(Saved entries)
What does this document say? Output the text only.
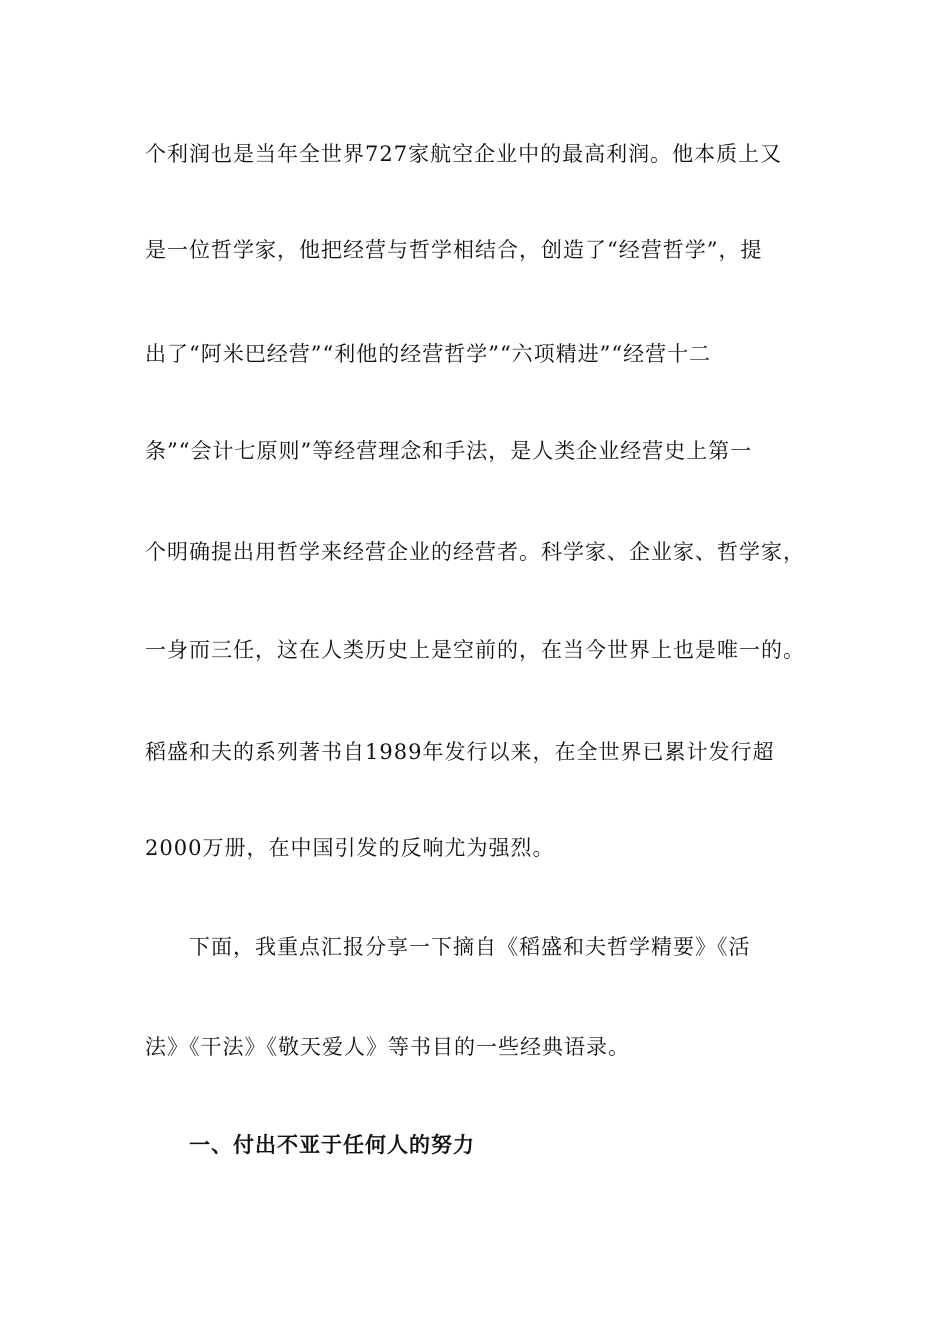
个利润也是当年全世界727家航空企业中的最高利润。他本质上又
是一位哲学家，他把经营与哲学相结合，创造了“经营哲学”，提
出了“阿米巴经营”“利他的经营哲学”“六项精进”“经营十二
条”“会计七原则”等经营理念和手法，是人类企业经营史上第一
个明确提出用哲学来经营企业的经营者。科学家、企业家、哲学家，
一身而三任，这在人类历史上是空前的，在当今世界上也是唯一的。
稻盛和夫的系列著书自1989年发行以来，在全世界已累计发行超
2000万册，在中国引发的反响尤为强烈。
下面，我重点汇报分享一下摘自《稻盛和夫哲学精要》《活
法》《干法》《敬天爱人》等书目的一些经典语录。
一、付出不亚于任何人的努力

#### Prompt:
Write out the material above once more, exactly as it reads, with no pictures.

#### Final result:
What does this document say? Output the text only.
个利润也是当年全世界727家航空企业中的最高利润。他本质上又
是一位哲学家，他把经营与哲学相结合，创造了“经营哲学”，提
出了“阿米巴经营”“利他的经营哲学”“六项精进”“经营十二
条”“会计七原则”等经营理念和手法，是人类企业经营史上第一
个明确提出用哲学来经营企业的经营者。科学家、企业家、哲学家，
一身而三任，这在人类历史上是空前的，在当今世界上也是唯一的。
稻盛和夫的系列著书自1989年发行以来，在全世界已累计发行超
2000万册，在中国引发的反响尤为强烈。
下面，我重点汇报分享一下摘自《稻盛和夫哲学精要》《活
法》《干法》《敬天爱人》等书目的一些经典语录。
一、付出不亚于任何人的努力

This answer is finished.